** Start The records **

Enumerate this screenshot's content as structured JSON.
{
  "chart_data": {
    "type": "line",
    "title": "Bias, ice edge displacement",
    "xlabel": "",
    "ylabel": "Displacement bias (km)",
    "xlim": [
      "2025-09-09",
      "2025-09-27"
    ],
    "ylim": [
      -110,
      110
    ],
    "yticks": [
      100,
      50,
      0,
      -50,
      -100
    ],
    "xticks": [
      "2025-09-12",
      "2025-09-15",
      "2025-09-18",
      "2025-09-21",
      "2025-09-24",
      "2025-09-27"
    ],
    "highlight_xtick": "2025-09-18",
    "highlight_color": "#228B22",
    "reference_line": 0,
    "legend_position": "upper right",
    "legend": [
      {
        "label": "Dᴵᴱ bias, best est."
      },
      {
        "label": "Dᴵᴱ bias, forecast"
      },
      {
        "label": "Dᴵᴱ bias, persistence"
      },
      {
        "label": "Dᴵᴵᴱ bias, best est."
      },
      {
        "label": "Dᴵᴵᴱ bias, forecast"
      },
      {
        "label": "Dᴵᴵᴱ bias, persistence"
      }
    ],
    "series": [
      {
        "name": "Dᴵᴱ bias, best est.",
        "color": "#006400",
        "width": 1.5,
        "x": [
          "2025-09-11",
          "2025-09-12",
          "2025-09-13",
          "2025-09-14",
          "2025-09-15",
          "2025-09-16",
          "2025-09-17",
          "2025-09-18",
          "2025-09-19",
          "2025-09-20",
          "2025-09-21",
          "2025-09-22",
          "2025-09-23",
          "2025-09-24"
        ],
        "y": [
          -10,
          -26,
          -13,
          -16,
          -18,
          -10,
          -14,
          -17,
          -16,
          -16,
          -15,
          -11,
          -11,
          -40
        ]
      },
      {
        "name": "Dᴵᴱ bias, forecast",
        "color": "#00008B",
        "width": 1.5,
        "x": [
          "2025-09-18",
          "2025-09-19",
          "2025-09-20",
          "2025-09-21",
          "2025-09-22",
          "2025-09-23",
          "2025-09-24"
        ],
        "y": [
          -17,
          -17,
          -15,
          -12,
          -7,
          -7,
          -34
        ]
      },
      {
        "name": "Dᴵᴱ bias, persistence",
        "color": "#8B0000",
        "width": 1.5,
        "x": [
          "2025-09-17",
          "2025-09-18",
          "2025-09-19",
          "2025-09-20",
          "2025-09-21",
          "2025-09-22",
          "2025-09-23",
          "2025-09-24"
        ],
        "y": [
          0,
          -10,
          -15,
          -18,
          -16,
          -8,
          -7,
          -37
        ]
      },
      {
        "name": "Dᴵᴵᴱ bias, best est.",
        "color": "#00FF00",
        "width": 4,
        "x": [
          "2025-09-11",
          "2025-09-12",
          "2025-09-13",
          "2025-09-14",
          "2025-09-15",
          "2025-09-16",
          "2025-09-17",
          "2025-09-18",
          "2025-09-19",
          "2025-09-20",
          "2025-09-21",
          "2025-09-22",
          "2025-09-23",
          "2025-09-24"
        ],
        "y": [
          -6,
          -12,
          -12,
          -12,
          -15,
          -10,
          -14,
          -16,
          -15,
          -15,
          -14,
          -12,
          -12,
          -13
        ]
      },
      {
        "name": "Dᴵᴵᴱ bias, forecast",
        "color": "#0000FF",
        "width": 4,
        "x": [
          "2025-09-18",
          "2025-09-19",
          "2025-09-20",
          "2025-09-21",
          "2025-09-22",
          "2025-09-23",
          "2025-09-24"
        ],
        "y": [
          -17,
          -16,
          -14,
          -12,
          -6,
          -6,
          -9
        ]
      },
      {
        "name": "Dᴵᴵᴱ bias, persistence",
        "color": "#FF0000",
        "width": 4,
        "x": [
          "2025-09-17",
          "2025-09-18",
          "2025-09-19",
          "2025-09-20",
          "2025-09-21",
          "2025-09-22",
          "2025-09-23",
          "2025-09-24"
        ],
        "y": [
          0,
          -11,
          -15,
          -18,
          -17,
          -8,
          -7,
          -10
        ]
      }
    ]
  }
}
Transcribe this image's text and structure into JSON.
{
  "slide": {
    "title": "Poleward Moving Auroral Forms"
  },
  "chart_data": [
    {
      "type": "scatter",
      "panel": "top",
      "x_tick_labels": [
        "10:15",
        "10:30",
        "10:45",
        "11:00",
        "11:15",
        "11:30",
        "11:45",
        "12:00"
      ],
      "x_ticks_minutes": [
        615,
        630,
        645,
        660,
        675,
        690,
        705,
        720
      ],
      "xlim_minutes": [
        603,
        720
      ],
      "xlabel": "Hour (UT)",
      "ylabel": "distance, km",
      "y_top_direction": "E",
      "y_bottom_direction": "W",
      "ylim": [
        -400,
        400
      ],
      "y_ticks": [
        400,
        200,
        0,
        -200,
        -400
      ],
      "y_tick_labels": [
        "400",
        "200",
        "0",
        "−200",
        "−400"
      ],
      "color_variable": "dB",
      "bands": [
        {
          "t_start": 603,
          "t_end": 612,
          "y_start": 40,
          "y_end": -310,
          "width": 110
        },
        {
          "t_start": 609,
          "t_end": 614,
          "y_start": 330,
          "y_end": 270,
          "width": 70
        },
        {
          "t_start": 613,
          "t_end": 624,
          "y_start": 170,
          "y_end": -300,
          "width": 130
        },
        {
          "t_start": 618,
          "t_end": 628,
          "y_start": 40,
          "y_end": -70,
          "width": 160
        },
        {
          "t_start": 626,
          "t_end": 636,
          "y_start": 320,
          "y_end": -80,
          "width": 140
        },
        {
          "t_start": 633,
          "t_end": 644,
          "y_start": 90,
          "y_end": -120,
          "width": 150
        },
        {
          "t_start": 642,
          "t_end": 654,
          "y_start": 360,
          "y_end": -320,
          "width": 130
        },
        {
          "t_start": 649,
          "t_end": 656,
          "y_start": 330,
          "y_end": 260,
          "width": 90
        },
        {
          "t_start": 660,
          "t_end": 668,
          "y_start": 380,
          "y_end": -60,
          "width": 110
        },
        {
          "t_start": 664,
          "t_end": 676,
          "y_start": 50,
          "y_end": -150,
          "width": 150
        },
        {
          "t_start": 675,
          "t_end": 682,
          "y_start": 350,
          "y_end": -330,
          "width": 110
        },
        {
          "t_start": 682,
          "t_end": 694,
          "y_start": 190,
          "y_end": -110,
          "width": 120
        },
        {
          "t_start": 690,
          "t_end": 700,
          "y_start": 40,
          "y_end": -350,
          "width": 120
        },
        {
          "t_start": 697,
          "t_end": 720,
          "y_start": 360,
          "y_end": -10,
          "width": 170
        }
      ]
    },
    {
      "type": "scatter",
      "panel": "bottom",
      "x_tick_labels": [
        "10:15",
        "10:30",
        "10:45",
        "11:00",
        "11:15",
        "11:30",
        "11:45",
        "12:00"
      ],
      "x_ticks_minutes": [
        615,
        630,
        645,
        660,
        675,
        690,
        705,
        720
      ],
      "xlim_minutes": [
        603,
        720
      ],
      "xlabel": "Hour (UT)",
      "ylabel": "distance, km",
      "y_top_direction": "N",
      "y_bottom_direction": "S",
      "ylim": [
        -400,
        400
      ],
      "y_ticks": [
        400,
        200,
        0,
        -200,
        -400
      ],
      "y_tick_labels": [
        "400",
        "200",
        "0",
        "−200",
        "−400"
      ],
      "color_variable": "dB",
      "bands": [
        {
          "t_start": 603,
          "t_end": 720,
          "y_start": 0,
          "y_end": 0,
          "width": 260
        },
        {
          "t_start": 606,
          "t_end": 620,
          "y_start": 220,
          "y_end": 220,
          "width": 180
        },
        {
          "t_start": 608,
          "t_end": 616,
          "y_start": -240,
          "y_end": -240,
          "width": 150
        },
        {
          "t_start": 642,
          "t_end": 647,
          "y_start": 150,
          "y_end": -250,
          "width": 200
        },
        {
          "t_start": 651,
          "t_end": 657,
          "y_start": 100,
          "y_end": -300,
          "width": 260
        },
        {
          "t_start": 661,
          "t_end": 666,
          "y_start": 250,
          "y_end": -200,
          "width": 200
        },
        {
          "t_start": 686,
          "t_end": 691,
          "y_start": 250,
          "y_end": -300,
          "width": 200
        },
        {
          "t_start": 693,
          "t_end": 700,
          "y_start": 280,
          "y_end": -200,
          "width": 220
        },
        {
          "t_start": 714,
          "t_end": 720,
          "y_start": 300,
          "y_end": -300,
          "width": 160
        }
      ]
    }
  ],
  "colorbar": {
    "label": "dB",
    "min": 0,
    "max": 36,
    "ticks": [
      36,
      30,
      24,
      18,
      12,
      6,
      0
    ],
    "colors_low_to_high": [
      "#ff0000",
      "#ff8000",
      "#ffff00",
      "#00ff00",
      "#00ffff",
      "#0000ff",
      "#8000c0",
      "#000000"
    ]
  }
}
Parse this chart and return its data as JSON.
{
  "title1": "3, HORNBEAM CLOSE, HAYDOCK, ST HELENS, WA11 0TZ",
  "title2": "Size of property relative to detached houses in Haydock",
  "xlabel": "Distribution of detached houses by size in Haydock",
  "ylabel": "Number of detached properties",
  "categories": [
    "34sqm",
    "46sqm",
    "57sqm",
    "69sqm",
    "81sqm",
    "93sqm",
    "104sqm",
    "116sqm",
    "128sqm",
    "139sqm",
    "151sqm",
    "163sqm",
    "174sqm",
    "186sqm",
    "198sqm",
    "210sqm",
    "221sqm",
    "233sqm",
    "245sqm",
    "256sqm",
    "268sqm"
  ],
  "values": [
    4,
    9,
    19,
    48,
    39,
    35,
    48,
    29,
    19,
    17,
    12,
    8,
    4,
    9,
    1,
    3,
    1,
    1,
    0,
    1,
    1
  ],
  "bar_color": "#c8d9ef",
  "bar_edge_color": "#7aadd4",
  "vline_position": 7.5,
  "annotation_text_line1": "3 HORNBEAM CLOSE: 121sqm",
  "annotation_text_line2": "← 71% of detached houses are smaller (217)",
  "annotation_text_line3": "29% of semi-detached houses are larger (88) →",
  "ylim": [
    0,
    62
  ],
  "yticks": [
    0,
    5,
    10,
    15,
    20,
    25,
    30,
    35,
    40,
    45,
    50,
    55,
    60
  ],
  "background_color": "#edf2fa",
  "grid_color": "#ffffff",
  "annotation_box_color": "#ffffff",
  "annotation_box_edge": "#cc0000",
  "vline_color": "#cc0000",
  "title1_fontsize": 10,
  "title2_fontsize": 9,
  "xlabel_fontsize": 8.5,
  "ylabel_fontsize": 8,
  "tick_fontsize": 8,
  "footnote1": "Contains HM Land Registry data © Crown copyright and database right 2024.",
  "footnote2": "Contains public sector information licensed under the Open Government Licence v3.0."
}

** End The records **

◆ **What you are asked to do**:
All lines of the data above that include the word "CLOSE" must be shown.

◆ **Complete response**:
  "title1": "3, HORNBEAM CLOSE, HAYDOCK, ST HELENS, WA11 0TZ",
  "annotation_text_line1": "3 HORNBEAM CLOSE: 121sqm",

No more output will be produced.